## [Task details]
Scan each line of the records for the word "this" and extract the ones that have it.
-*-
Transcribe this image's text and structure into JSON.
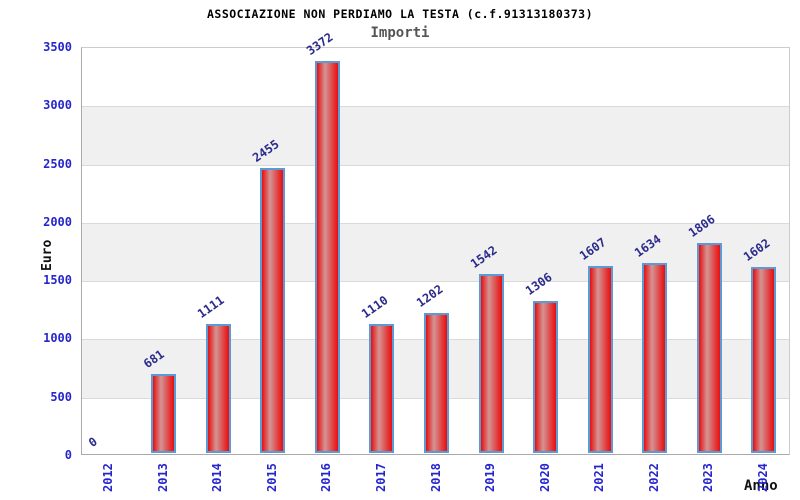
{
  "chart_data": {
    "type": "bar",
    "title": "ASSOCIAZIONE NON PERDIAMO LA TESTA (c.f.91313180373)",
    "subtitle": "Importi",
    "categories": [
      "2012",
      "2013",
      "2014",
      "2015",
      "2016",
      "2017",
      "2018",
      "2019",
      "2020",
      "2021",
      "2022",
      "2023",
      "2024"
    ],
    "values": [
      0,
      681,
      1111,
      2455,
      3372,
      1110,
      1202,
      1542,
      1306,
      1607,
      1634,
      1806,
      1602
    ],
    "xlabel": "Anno",
    "ylabel": "Euro",
    "ylim": [
      0,
      3500
    ],
    "ytick_step": 500,
    "yticks": [
      0,
      500,
      1000,
      1500,
      2000,
      2500,
      3000,
      3500
    ],
    "grid": true,
    "legend_position": "none",
    "colors": {
      "bar_fill": "#e81414",
      "bar_highlight": "#d49494",
      "bar_border": "#5b9bd5",
      "axis_label": "#2626cd",
      "value_label": "#2b2b8c",
      "band_gray": "#f0f0f0",
      "gridline": "#dadada",
      "title": "#000000",
      "subtitle": "#555555"
    }
  }
}
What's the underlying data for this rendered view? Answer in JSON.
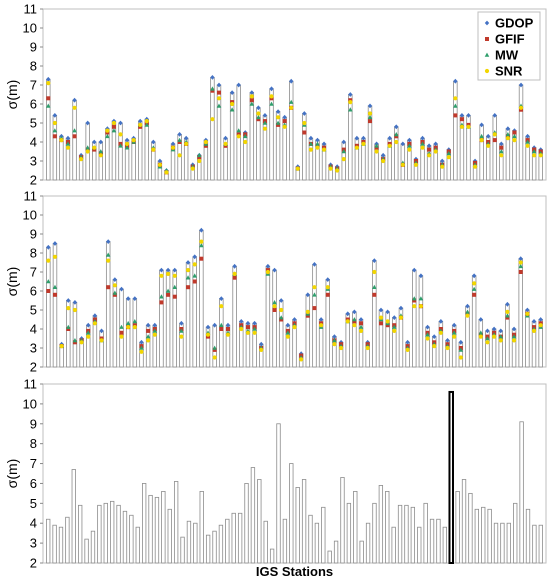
{
  "figure": {
    "ylabel": "σ(m)",
    "xlabel": "IGS Stations"
  },
  "legend": {
    "position": "top-right",
    "items": [
      {
        "label": "GDOP",
        "color": "#4472c4",
        "marker": "diamond"
      },
      {
        "label": "GFIF",
        "color": "#c0392b",
        "marker": "square"
      },
      {
        "label": "MW",
        "color": "#2e9e6b",
        "marker": "triangle"
      },
      {
        "label": "SNR",
        "color": "#f2d600",
        "marker": "circle"
      }
    ]
  },
  "chart_data": [
    {
      "type": "bar",
      "title": "",
      "xlabel": "",
      "ylabel": "σ(m)",
      "ylim": [
        2,
        11
      ],
      "yticks": [
        2,
        3,
        4,
        5,
        6,
        7,
        8,
        9,
        10,
        11
      ],
      "grid": false,
      "bar_color": "#ffffff",
      "bar_edge_color": "#888888",
      "values": [
        7.3,
        5.4,
        4.3,
        4.2,
        6.2,
        3.3,
        5.0,
        4.0,
        4.0,
        4.7,
        5.1,
        5.0,
        4.1,
        4.2,
        5.1,
        5.2,
        4.0,
        3.0,
        2.5,
        3.9,
        4.4,
        4.2,
        2.8,
        3.3,
        4.1,
        7.4,
        7.0,
        4.2,
        6.6,
        7.0,
        4.5,
        6.6,
        5.8,
        5.4,
        6.8,
        5.6,
        5.3,
        7.2,
        2.7,
        5.5,
        4.2,
        4.1,
        3.9,
        2.8,
        2.7,
        4.0,
        6.5,
        4.2,
        4.2,
        5.9,
        3.9,
        3.3,
        4.2,
        4.8,
        3.9,
        4.1,
        3.1,
        4.2,
        3.8,
        3.9,
        3.0,
        3.6,
        7.2,
        5.4,
        5.4,
        3.0,
        4.9,
        4.3,
        5.4,
        3.9,
        4.7,
        4.6,
        7.0,
        4.3,
        3.7,
        3.6
      ],
      "series": [
        {
          "name": "GDOP",
          "values": [
            7.3,
            5.4,
            4.3,
            4.2,
            6.2,
            3.3,
            5.0,
            4.0,
            4.0,
            4.7,
            5.1,
            5.0,
            4.1,
            4.2,
            5.1,
            5.2,
            4.0,
            3.0,
            2.5,
            3.9,
            4.4,
            4.2,
            2.8,
            3.3,
            4.1,
            7.4,
            7.0,
            4.2,
            6.6,
            7.0,
            4.5,
            6.6,
            5.8,
            5.4,
            6.8,
            5.6,
            5.3,
            7.2,
            2.7,
            5.5,
            4.2,
            4.1,
            3.9,
            2.8,
            2.7,
            4.0,
            6.5,
            4.2,
            4.2,
            5.9,
            3.9,
            3.3,
            4.2,
            4.8,
            3.9,
            4.1,
            3.1,
            4.2,
            3.8,
            3.9,
            3.0,
            3.6,
            7.2,
            5.4,
            5.4,
            3.0,
            4.9,
            4.3,
            5.4,
            3.9,
            4.7,
            4.6,
            7.0,
            4.3,
            3.7,
            3.6
          ]
        },
        {
          "name": "GFIF",
          "values": [
            6.3,
            4.3,
            4.1,
            4.0,
            4.3,
            3.2,
            3.6,
            3.6,
            3.4,
            4.5,
            4.8,
            3.9,
            3.8,
            4.0,
            4.8,
            5.0,
            3.6,
            2.8,
            2.4,
            3.7,
            4.0,
            3.9,
            2.7,
            3.2,
            3.8,
            6.7,
            6.6,
            3.8,
            6.1,
            4.4,
            4.4,
            6.2,
            5.2,
            5.1,
            6.3,
            4.9,
            5.1,
            5.8,
            2.6,
            4.5,
            3.9,
            3.8,
            3.7,
            2.7,
            2.6,
            3.6,
            6.2,
            3.8,
            4.0,
            5.1,
            3.7,
            3.1,
            3.9,
            4.3,
            2.8,
            3.9,
            3.0,
            4.0,
            3.6,
            3.7,
            2.8,
            3.5,
            5.4,
            5.2,
            4.9,
            2.9,
            4.1,
            4.0,
            4.1,
            3.7,
            4.3,
            4.5,
            5.7,
            4.1,
            3.6,
            3.5
          ]
        },
        {
          "name": "MW",
          "values": [
            5.9,
            4.6,
            4.2,
            3.9,
            4.6,
            3.2,
            3.7,
            3.7,
            3.5,
            4.3,
            4.6,
            3.8,
            3.7,
            4.0,
            4.9,
            4.9,
            3.7,
            2.7,
            2.5,
            3.6,
            4.1,
            4.0,
            2.7,
            3.3,
            3.9,
            6.8,
            5.9,
            3.9,
            5.7,
            4.6,
            4.3,
            6.0,
            5.3,
            5.0,
            6.0,
            5.0,
            4.9,
            6.1,
            2.6,
            4.9,
            3.9,
            3.9,
            3.6,
            2.7,
            2.6,
            3.5,
            5.7,
            3.7,
            3.9,
            5.3,
            3.8,
            3.1,
            3.8,
            4.4,
            2.9,
            3.8,
            2.9,
            3.9,
            3.4,
            3.6,
            2.8,
            3.4,
            5.9,
            4.9,
            4.8,
            2.8,
            4.3,
            3.9,
            4.5,
            3.5,
            4.4,
            4.3,
            5.9,
            4.0,
            3.5,
            3.4
          ]
        },
        {
          "name": "SNR",
          "values": [
            7.1,
            5.0,
            4.1,
            3.7,
            5.8,
            3.1,
            3.5,
            3.7,
            3.3,
            4.6,
            5.0,
            4.4,
            3.9,
            4.1,
            4.9,
            5.1,
            3.6,
            2.8,
            2.4,
            3.7,
            3.3,
            3.9,
            2.6,
            3.0,
            4.0,
            5.2,
            6.3,
            3.9,
            6.0,
            4.3,
            4.0,
            6.4,
            5.5,
            4.7,
            6.4,
            5.3,
            4.8,
            5.8,
            2.6,
            5.0,
            3.6,
            3.7,
            3.6,
            2.6,
            2.5,
            3.1,
            6.1,
            3.7,
            3.9,
            5.5,
            3.5,
            3.0,
            3.8,
            4.0,
            2.8,
            3.6,
            2.8,
            3.7,
            3.3,
            3.5,
            2.7,
            3.2,
            6.3,
            4.8,
            4.8,
            2.7,
            4.1,
            3.8,
            4.4,
            3.3,
            4.2,
            4.1,
            5.8,
            3.8,
            3.3,
            3.3
          ]
        }
      ]
    },
    {
      "type": "bar",
      "title": "",
      "xlabel": "",
      "ylabel": "σ(m)",
      "ylim": [
        2,
        11
      ],
      "yticks": [
        2,
        3,
        4,
        5,
        6,
        7,
        8,
        9,
        10,
        11
      ],
      "grid": false,
      "bar_color": "#ffffff",
      "bar_edge_color": "#888888",
      "values": [
        8.3,
        8.5,
        3.2,
        5.5,
        5.4,
        3.5,
        4.2,
        4.7,
        3.9,
        8.6,
        6.6,
        6.1,
        5.6,
        5.6,
        3.3,
        4.2,
        4.2,
        7.1,
        7.1,
        7.1,
        4.3,
        7.5,
        7.8,
        9.2,
        4.1,
        4.2,
        5.6,
        4.2,
        7.3,
        4.4,
        4.3,
        4.3,
        3.2,
        7.3,
        7.1,
        5.5,
        4.2,
        4.5,
        2.7,
        5.8,
        7.4,
        4.5,
        6.6,
        3.6,
        3.3,
        4.8,
        4.9,
        4.5,
        3.3,
        7.6,
        5.0,
        4.9,
        4.6,
        5.1,
        3.3,
        7.1,
        6.8,
        4.1,
        3.6,
        4.4,
        3.4,
        4.2,
        3.3,
        5.2,
        6.8,
        4.5,
        3.9,
        4.0,
        3.9,
        5.3,
        4.0,
        7.7,
        5.0,
        4.4,
        4.5
      ],
      "series": [
        {
          "name": "GDOP",
          "values": [
            8.3,
            8.5,
            3.2,
            5.5,
            5.4,
            3.5,
            4.2,
            4.7,
            3.9,
            8.6,
            6.6,
            6.1,
            5.6,
            5.6,
            3.3,
            4.2,
            4.2,
            7.1,
            7.1,
            7.1,
            4.3,
            7.5,
            7.8,
            9.2,
            4.1,
            4.2,
            5.6,
            4.2,
            7.3,
            4.4,
            4.3,
            4.3,
            3.2,
            7.3,
            7.1,
            5.5,
            4.2,
            4.5,
            2.7,
            5.8,
            7.4,
            4.5,
            6.6,
            3.6,
            3.3,
            4.8,
            4.9,
            4.5,
            3.3,
            7.6,
            5.0,
            4.9,
            4.6,
            5.1,
            3.3,
            7.1,
            6.8,
            4.1,
            3.6,
            4.4,
            3.4,
            4.2,
            3.3,
            5.2,
            6.8,
            4.5,
            3.9,
            4.0,
            3.9,
            5.3,
            4.0,
            7.7,
            5.0,
            4.4,
            4.5
          ]
        },
        {
          "name": "GFIF",
          "values": [
            6.0,
            5.8,
            3.1,
            4.0,
            3.3,
            3.4,
            3.9,
            4.5,
            3.5,
            6.2,
            5.8,
            3.8,
            4.1,
            4.2,
            3.1,
            3.9,
            4.0,
            5.4,
            5.8,
            5.7,
            4.0,
            6.2,
            6.5,
            7.7,
            3.6,
            2.9,
            4.0,
            4.0,
            6.7,
            4.2,
            4.1,
            4.1,
            3.0,
            7.1,
            5.0,
            4.5,
            3.9,
            4.3,
            2.6,
            4.7,
            5.1,
            4.3,
            5.8,
            3.4,
            3.2,
            4.5,
            4.4,
            4.3,
            3.2,
            5.8,
            4.3,
            4.2,
            4.2,
            4.6,
            3.1,
            5.5,
            5.2,
            3.8,
            3.3,
            4.0,
            3.2,
            3.9,
            3.0,
            4.8,
            5.8,
            3.7,
            3.6,
            3.8,
            3.6,
            4.6,
            3.7,
            7.0,
            4.8,
            4.1,
            4.3
          ]
        },
        {
          "name": "MW",
          "values": [
            6.5,
            6.2,
            3.1,
            4.1,
            3.4,
            3.4,
            3.8,
            4.4,
            3.4,
            7.9,
            5.9,
            4.1,
            4.3,
            4.4,
            3.0,
            3.6,
            3.9,
            5.7,
            6.0,
            6.2,
            3.9,
            6.7,
            6.8,
            8.4,
            3.8,
            3.0,
            4.2,
            3.8,
            6.9,
            4.1,
            3.9,
            4.0,
            3.0,
            6.9,
            5.4,
            4.6,
            3.8,
            4.2,
            2.5,
            4.8,
            5.8,
            4.1,
            6.1,
            3.4,
            3.1,
            4.4,
            4.5,
            4.1,
            3.1,
            6.2,
            4.5,
            4.3,
            4.1,
            4.7,
            3.0,
            5.6,
            5.6,
            3.7,
            3.2,
            3.9,
            3.1,
            3.8,
            2.9,
            4.9,
            6.1,
            3.8,
            3.5,
            3.7,
            3.6,
            4.7,
            3.6,
            7.3,
            4.7,
            4.0,
            4.1
          ]
        },
        {
          "name": "SNR",
          "values": [
            7.6,
            7.8,
            3.1,
            5.1,
            5.0,
            3.3,
            3.6,
            4.3,
            3.4,
            7.6,
            6.3,
            3.6,
            4.1,
            4.1,
            2.8,
            3.4,
            3.7,
            6.8,
            6.9,
            6.8,
            3.6,
            7.1,
            7.4,
            8.6,
            3.7,
            2.5,
            5.2,
            3.7,
            6.9,
            4.0,
            3.8,
            3.8,
            2.9,
            7.0,
            5.2,
            5.0,
            3.6,
            4.1,
            2.4,
            4.9,
            6.2,
            4.2,
            6.2,
            3.2,
            3.0,
            4.4,
            4.2,
            3.9,
            3.0,
            7.0,
            4.6,
            4.4,
            3.9,
            4.6,
            2.9,
            5.2,
            5.2,
            3.5,
            3.1,
            3.8,
            3.0,
            3.6,
            2.5,
            4.7,
            6.4,
            3.6,
            3.3,
            3.6,
            3.4,
            4.9,
            3.4,
            7.5,
            4.8,
            3.9,
            4.2
          ]
        }
      ]
    },
    {
      "type": "bar",
      "title": "",
      "xlabel": "IGS Stations",
      "ylabel": "σ(m)",
      "ylim": [
        2,
        11
      ],
      "yticks": [
        2,
        3,
        4,
        5,
        6,
        7,
        8,
        9,
        10,
        11
      ],
      "grid": false,
      "bar_color": "#ffffff",
      "bar_edge_color": "#888888",
      "highlight_index": 63,
      "values": [
        4.2,
        3.9,
        3.8,
        4.3,
        6.7,
        4.9,
        3.2,
        3.6,
        4.9,
        5.0,
        5.1,
        4.9,
        4.6,
        4.4,
        3.8,
        6.0,
        5.4,
        5.3,
        5.6,
        4.7,
        6.1,
        3.3,
        4.1,
        4.0,
        5.6,
        3.4,
        3.6,
        3.9,
        4.2,
        4.5,
        4.5,
        6.0,
        6.8,
        6.2,
        4.1,
        2.7,
        9.0,
        4.2,
        7.0,
        5.8,
        6.2,
        4.4,
        4.0,
        4.8,
        2.6,
        3.1,
        6.3,
        5.0,
        5.6,
        3.1,
        4.0,
        5.0,
        5.9,
        5.6,
        3.8,
        4.9,
        4.9,
        4.8,
        3.8,
        5.0,
        4.2,
        4.2,
        3.8,
        10.6,
        5.6,
        6.2,
        5.5,
        4.7,
        4.8,
        4.7,
        4.0,
        4.0,
        4.0,
        5.0,
        9.1,
        4.7,
        3.9,
        3.9
      ]
    }
  ]
}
-*-
## [Output]
Transcribe this image's text and structure into JSON.
What's the underlying data for this rendered view? Answer in JSON.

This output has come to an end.